# [Exercise goal]
Among the entries below, find the lines with "XX县区委" and copy them.

# [Records provided]
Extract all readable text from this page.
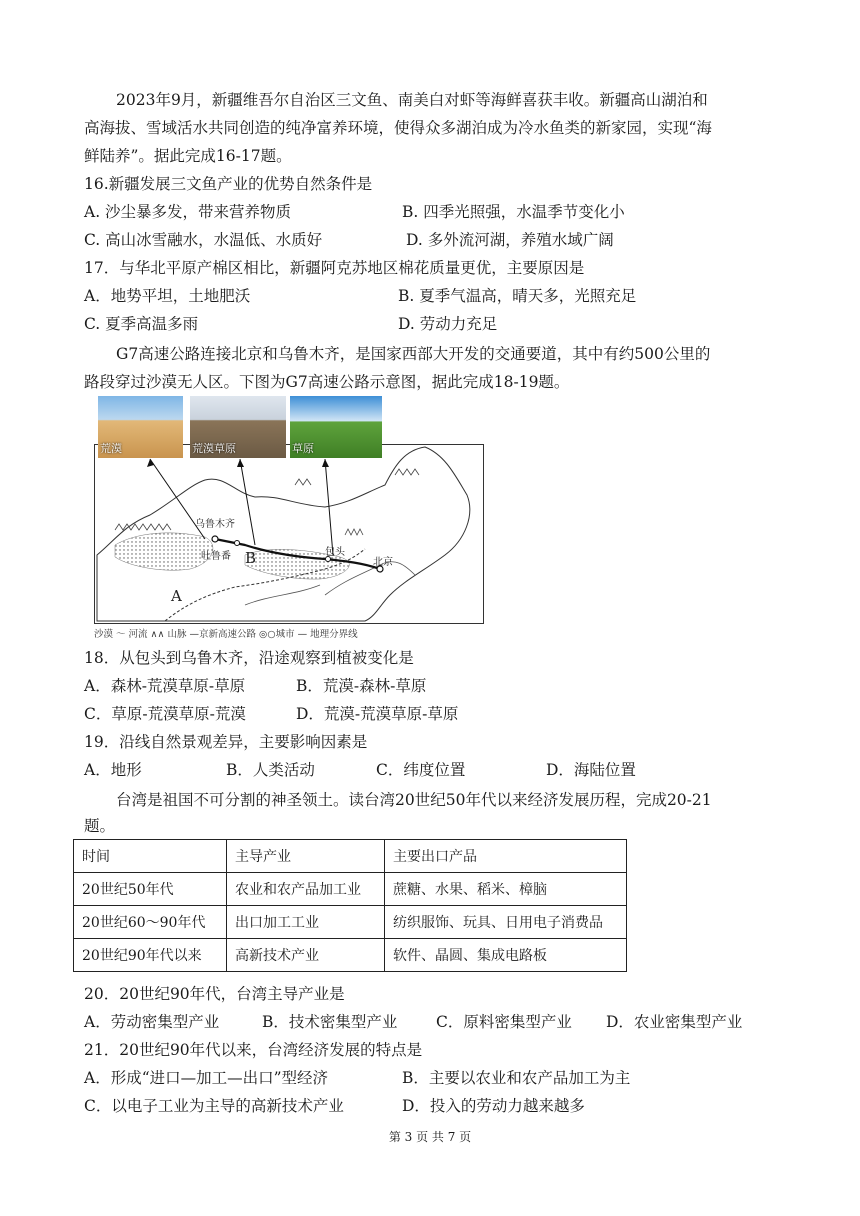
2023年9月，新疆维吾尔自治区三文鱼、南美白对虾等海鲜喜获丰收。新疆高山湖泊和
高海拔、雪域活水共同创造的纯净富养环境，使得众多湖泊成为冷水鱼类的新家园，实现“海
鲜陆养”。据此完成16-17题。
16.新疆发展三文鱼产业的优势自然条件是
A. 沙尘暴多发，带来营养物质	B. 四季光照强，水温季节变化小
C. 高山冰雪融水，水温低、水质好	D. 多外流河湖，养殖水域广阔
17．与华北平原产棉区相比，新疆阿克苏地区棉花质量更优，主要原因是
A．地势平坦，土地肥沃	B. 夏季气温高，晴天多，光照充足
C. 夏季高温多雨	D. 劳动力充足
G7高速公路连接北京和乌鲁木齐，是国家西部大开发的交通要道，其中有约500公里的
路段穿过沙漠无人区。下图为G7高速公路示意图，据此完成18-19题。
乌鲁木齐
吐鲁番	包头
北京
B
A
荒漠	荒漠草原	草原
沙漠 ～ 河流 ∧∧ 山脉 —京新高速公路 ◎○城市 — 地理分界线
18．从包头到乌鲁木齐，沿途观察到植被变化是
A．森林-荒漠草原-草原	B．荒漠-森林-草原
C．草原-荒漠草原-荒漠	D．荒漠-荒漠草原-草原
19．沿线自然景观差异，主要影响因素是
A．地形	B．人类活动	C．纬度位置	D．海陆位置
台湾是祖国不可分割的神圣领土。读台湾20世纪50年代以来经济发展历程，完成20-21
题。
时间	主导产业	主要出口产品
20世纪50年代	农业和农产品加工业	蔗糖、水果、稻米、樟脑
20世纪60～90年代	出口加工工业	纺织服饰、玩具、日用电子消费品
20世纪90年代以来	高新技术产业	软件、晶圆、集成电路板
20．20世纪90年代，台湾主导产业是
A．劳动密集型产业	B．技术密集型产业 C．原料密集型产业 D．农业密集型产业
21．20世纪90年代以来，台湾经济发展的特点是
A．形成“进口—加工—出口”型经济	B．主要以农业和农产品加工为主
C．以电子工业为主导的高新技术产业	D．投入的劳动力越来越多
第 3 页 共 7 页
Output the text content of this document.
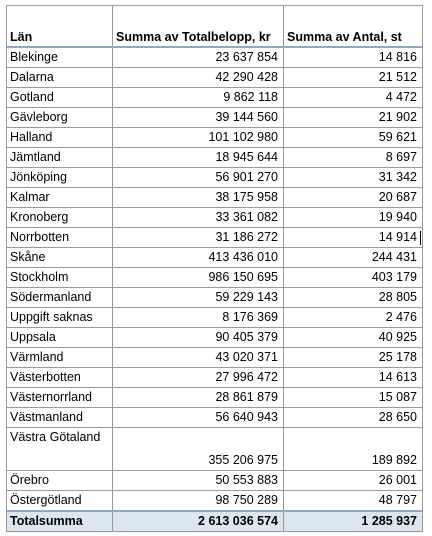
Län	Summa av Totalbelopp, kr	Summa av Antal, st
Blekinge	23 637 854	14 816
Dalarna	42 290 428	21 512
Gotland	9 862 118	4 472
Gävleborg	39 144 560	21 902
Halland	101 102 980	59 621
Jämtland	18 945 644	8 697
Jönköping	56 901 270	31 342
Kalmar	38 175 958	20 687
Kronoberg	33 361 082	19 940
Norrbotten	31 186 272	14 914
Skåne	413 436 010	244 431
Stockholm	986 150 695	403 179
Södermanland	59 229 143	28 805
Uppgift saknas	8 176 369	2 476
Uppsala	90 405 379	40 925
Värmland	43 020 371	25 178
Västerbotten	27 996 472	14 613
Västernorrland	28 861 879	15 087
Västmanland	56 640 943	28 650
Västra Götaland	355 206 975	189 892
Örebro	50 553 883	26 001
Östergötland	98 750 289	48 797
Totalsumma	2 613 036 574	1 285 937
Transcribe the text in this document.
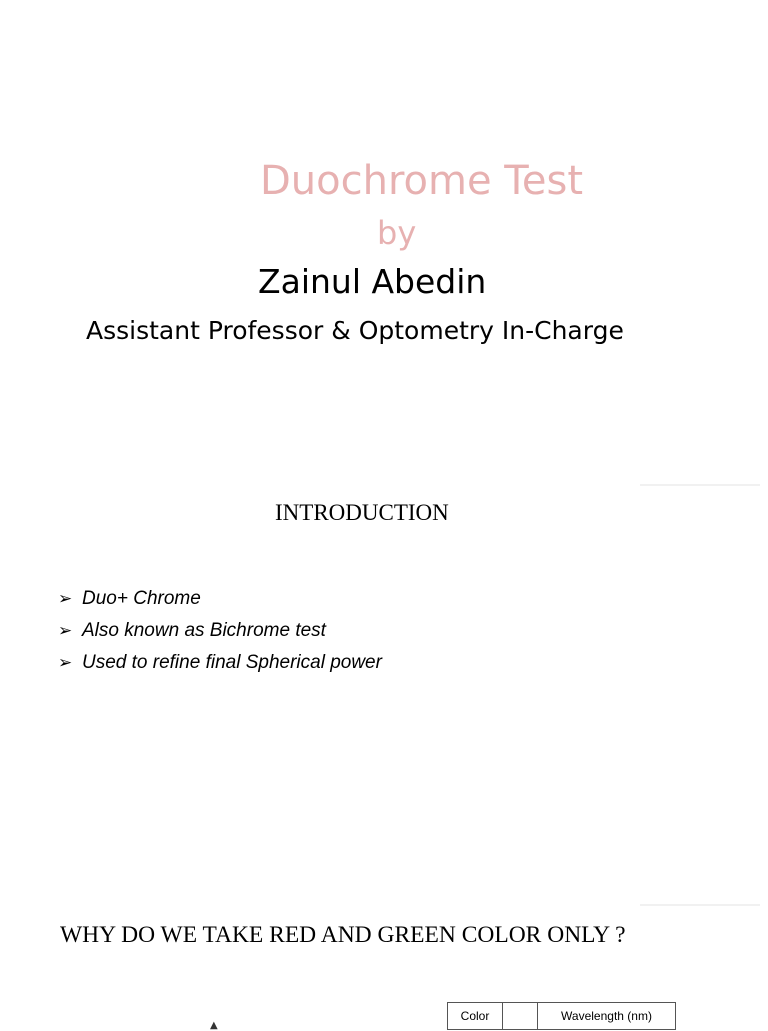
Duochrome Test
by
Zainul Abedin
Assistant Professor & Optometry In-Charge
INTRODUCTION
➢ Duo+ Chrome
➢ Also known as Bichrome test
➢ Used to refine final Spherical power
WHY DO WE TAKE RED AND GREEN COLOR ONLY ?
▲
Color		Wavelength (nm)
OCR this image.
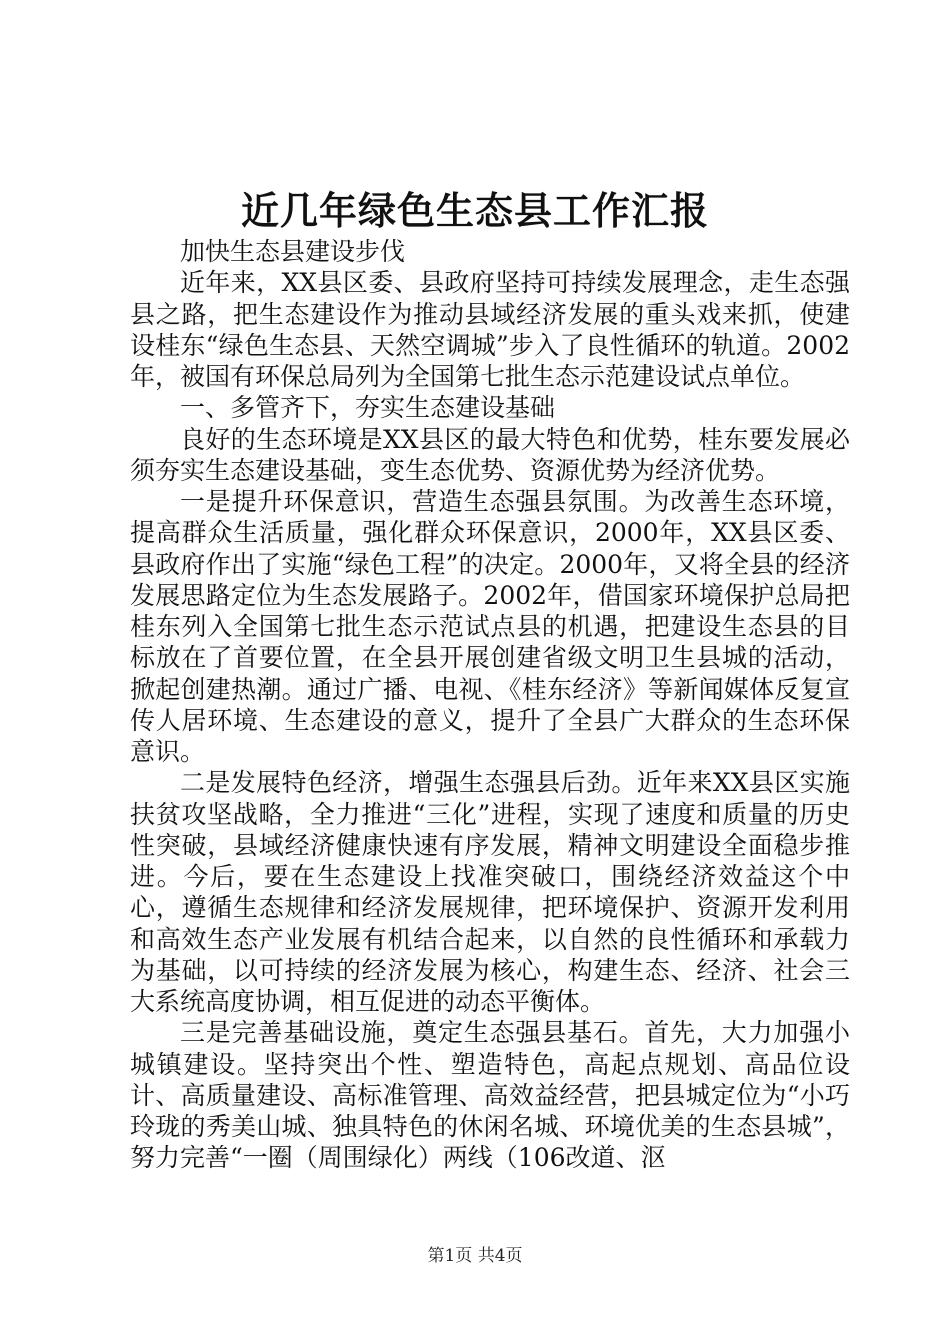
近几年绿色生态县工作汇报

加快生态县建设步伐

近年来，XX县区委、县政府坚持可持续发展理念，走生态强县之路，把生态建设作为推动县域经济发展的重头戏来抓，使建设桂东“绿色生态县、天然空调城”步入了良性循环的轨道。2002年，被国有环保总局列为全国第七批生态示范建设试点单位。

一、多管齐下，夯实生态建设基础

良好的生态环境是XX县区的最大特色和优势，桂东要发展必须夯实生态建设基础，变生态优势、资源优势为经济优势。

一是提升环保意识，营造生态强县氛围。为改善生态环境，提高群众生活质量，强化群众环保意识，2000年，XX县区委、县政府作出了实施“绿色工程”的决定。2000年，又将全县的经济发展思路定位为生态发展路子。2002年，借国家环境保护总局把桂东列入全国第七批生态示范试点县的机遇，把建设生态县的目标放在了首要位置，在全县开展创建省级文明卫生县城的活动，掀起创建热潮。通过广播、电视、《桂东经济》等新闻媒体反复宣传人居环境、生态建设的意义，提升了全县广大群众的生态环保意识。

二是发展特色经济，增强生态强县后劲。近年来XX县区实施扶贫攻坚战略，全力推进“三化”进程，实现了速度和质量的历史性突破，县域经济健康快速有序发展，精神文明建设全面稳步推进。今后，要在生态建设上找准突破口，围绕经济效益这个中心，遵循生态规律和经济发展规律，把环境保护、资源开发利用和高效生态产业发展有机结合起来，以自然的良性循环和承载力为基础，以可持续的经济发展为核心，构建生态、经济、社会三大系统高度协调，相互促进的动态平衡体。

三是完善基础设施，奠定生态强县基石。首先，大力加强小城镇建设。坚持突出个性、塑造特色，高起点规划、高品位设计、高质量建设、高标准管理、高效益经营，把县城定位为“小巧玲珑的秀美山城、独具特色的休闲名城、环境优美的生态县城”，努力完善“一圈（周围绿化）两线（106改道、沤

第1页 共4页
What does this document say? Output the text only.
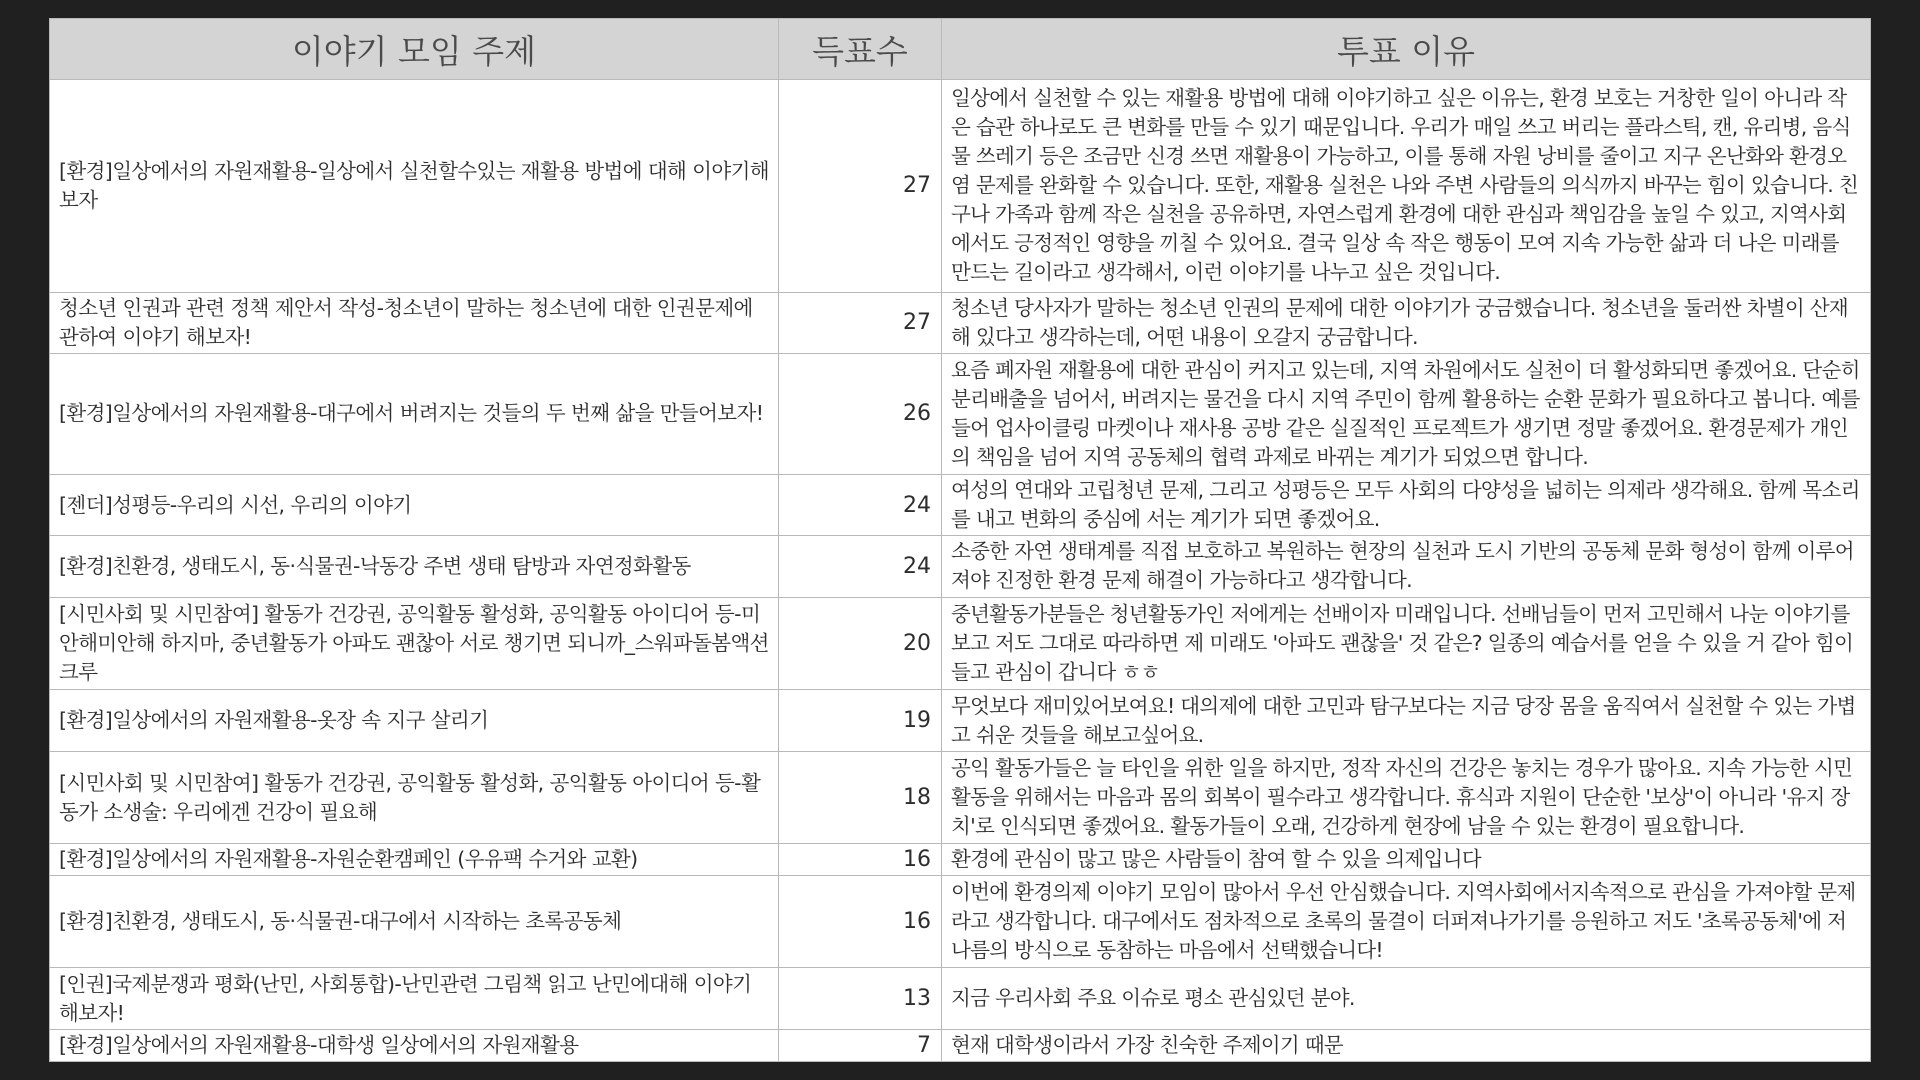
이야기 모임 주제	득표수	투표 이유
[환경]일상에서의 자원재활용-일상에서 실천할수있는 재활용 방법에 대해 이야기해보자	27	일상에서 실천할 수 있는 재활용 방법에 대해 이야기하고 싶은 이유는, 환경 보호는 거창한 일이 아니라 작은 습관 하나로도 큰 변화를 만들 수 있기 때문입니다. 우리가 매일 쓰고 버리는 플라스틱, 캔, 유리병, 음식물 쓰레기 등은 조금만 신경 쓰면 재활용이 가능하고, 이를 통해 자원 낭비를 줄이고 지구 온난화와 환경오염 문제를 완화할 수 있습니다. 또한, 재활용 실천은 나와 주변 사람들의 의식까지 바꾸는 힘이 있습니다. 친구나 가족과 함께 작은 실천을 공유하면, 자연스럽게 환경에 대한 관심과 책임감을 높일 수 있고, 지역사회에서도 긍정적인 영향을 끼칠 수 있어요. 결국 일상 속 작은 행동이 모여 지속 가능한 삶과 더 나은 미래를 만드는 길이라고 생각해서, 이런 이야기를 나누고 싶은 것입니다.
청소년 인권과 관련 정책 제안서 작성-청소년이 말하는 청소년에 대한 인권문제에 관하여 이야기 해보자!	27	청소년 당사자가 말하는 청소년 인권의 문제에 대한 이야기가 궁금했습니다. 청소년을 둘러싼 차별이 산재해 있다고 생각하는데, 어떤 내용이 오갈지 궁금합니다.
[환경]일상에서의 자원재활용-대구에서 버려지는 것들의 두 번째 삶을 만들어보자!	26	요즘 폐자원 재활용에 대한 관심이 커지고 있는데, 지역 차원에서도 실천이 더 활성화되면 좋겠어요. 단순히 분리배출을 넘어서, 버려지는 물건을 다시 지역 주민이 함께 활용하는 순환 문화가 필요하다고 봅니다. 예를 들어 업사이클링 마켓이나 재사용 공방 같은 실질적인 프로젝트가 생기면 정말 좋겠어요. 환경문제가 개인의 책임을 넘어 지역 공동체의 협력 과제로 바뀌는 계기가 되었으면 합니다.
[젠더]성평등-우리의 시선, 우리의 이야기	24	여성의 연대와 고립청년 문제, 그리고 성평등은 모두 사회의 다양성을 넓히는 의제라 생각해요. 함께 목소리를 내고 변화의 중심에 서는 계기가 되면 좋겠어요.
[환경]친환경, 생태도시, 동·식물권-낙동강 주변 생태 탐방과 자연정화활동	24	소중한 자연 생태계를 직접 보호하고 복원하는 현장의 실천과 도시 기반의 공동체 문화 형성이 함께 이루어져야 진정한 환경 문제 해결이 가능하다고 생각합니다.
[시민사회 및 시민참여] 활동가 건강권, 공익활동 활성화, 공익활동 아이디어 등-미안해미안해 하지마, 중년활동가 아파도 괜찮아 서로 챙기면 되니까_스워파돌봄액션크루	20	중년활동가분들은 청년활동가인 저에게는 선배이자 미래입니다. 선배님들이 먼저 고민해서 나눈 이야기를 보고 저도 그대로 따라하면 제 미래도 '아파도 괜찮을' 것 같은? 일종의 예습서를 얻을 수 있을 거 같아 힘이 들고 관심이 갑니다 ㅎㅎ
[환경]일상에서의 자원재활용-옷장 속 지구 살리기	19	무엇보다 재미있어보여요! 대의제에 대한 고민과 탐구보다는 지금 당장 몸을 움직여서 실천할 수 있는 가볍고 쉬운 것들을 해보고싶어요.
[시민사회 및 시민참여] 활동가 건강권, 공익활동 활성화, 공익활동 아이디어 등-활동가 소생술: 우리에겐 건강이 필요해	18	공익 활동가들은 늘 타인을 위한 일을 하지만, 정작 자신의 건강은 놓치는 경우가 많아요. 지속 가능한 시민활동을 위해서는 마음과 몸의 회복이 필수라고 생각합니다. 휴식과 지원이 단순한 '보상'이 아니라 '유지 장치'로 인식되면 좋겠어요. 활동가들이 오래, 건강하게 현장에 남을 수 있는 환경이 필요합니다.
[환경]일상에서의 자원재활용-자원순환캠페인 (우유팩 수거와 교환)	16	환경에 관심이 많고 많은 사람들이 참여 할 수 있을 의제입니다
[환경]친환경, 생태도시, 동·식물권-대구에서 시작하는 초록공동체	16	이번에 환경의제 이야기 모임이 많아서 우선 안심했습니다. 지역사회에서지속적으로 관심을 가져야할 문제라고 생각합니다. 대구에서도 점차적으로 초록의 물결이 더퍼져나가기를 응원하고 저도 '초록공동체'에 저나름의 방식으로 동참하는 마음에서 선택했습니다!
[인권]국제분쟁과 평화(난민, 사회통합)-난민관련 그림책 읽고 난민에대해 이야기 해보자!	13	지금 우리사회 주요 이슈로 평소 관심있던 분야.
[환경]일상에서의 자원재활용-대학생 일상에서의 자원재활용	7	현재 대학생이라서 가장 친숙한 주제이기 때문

# [Final result]
近年来，XX县区委、县政府坚持可持续发展理念，走生态强县之路，把生态建设作为推动县域经济发展的重头戏来抓，使建设桂东“绿色生态县、天然空调城”步入了良性循环的轨道。2002年，被国有环保总局列为全国第七批生态示范建设试点单位。
一是提升环保意识，营造生态强县氛围。为改善生态环境，提高群众生活质量，强化群众环保意识，2000年，XX县区委、县政府作出了实施“绿色工程”的决定。2000年，又将全县的经济发展思路定位为生态发展路子。2002年，借国家环境保护总局把桂东列入全国第七批生态示范试点县的机遇，把建设生态县的目标放在了首要位置，在全县开展创建省级文明卫生县城的活动，掀起创建热潮。通过广播、电视、《桂东经济》等新闻媒体反复宣传人居环境、生态建设的意义，提升了全县广大群众的生态环保意识。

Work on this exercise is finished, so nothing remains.